==== The input

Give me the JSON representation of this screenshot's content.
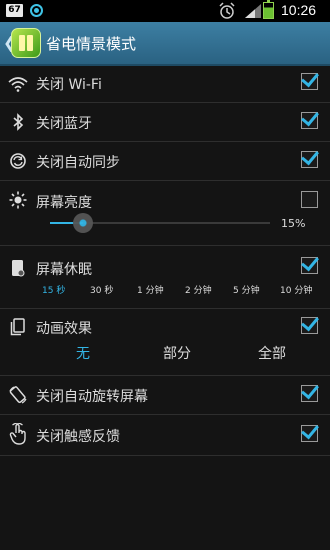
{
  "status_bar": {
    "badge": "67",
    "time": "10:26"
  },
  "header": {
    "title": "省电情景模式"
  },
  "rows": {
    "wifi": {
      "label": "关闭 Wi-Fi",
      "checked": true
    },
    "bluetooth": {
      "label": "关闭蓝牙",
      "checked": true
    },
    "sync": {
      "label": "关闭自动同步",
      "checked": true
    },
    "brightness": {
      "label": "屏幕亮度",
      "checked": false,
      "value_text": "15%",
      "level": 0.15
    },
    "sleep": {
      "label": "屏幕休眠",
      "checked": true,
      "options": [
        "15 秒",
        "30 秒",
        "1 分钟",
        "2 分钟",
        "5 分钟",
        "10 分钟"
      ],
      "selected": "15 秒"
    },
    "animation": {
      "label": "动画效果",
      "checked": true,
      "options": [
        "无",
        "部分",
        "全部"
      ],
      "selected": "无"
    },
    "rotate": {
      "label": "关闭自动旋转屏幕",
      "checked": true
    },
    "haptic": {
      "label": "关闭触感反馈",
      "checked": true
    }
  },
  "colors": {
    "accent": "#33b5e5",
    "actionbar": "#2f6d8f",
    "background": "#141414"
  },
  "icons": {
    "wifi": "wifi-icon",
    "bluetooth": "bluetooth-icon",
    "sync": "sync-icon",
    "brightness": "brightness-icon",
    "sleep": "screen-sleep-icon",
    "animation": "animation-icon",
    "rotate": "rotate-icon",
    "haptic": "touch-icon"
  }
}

========
==== The input

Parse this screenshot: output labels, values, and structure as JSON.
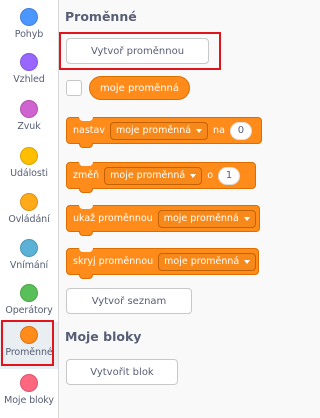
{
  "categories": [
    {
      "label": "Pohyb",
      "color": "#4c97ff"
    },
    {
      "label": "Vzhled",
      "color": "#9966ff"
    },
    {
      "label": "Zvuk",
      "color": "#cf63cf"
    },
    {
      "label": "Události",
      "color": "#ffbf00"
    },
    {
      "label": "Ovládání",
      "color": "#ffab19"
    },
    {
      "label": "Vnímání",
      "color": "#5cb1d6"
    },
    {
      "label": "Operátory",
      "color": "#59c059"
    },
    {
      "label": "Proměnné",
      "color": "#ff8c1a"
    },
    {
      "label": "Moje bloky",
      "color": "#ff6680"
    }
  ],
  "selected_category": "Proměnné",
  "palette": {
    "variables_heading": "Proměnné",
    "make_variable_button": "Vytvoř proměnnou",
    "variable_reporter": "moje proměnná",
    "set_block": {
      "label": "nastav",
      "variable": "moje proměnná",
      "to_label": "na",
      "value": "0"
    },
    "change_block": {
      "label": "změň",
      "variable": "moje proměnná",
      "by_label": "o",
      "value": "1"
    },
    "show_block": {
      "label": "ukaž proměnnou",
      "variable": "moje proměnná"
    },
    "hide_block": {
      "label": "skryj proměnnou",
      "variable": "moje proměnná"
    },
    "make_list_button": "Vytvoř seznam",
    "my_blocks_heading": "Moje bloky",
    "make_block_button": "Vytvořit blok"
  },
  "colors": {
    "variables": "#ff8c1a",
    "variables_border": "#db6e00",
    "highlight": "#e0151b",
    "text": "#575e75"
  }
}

========

Problem to work on> Write only the number of lines that include "bluetooth".

Correct answer> 2